- [DIRECTION] Find every line in the records that holds the string "text". Copy each one.

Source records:
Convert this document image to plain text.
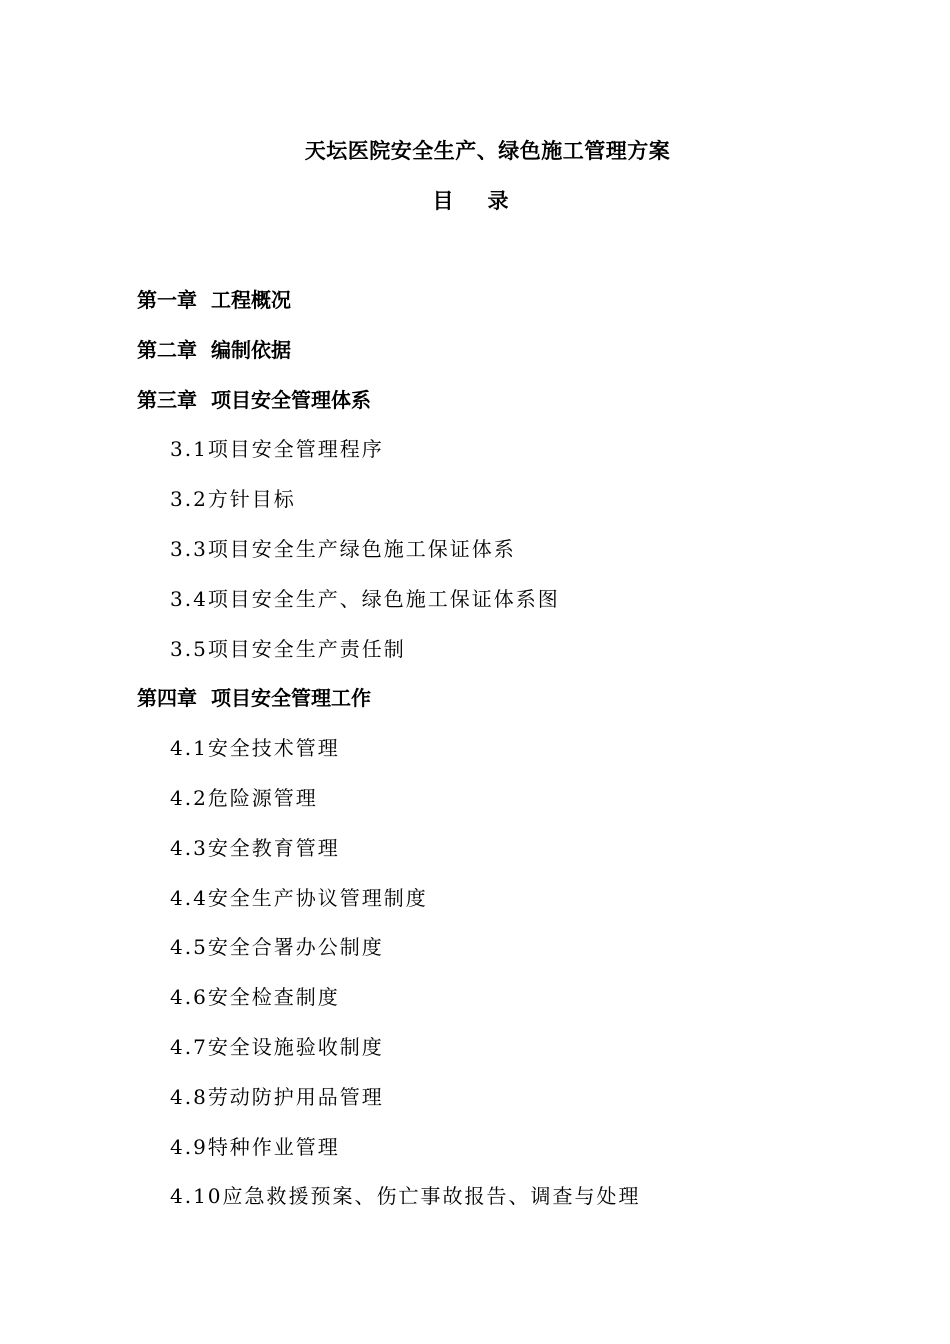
天坛医院安全生产、绿色施工管理方案
目录
第一章 工程概况
第二章 编制依据
第三章 项目安全管理体系
3.1项目安全管理程序
3.2方针目标
3.3项目安全生产绿色施工保证体系
3.4项目安全生产、绿色施工保证体系图
3.5项目安全生产责任制
第四章 项目安全管理工作
4.1安全技术管理
4.2危险源管理
4.3安全教育管理
4.4安全生产协议管理制度
4.5安全合署办公制度
4.6安全检查制度
4.7安全设施验收制度
4.8劳动防护用品管理
4.9特种作业管理
4.10应急救援预案、伤亡事故报告、调查与处理
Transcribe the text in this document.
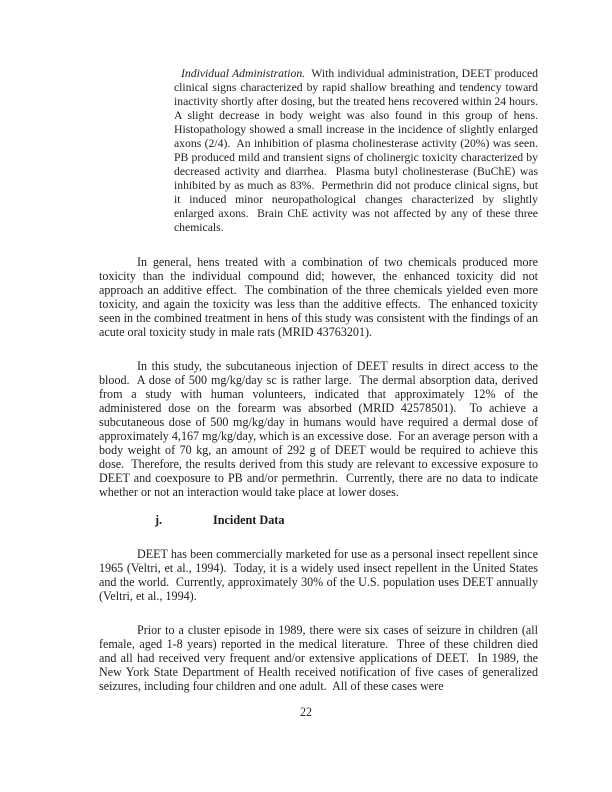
Individual Administration.  With individual administration, DEET produced clinical signs characterized by rapid shallow breathing and tendency toward inactivity shortly after dosing, but the treated hens recovered within 24 hours.  A slight decrease in body weight was also found in this group of hens.  Histopathology showed a small increase in the incidence of slightly enlarged axons (2/4).  An inhibition of plasma cholinesterase activity (20%) was seen.  PB produced mild and transient signs of cholinergic toxicity characterized by decreased activity and diarrhea.  Plasma butyl cholinesterase (BuChE) was inhibited by as much as 83%.  Permethrin did not produce clinical signs, but it induced minor neuropathological changes characterized by slightly enlarged axons.  Brain ChE activity was not affected by any of these three chemicals.

In general, hens treated with a combination of two chemicals produced more toxicity than the individual compound did; however, the enhanced toxicity did not approach an additive effect.  The combination of the three chemicals yielded even more toxicity, and again the toxicity was less than the additive effects.  The enhanced toxicity seen in the combined treatment in hens of this study was consistent with the findings of an acute oral toxicity study in male rats (MRID 43763201).

In this study, the subcutaneous injection of DEET results in direct access to the blood.  A dose of 500 mg/kg/day sc is rather large.  The dermal absorption data, derived from a study with human volunteers, indicated that approximately 12% of the administered dose on the forearm was absorbed (MRID 42578501).  To achieve a subcutaneous dose of 500 mg/kg/day in humans would have required a dermal dose of approximately 4,167 mg/kg/day, which is an excessive dose.  For an average person with a body weight of 70 kg, an amount of 292 g of DEET would be required to achieve this dose.  Therefore, the results derived from this study are relevant to excessive exposure to DEET and coexposure to PB and/or permethrin.  Currently, there are no data to indicate whether or not an interaction would take place at lower doses.

j.	Incident Data

DEET has been commercially marketed for use as a personal insect repellent since 1965 (Veltri, et al., 1994).  Today, it is a widely used insect repellent in the United States and the world.  Currently, approximately 30% of the U.S. population uses DEET annually (Veltri, et al., 1994).

Prior to a cluster episode in 1989, there were six cases of seizure in children (all female, aged 1-8 years) reported in the medical literature.  Three of these children died and all had received very frequent and/or extensive applications of DEET.  In 1989, the New York State Department of Health received notification of five cases of generalized seizures, including four children and one adult.  All of these cases were

22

- [IN RESPONSE]
Convert this document image to plain text.
Transcribe the text in this document.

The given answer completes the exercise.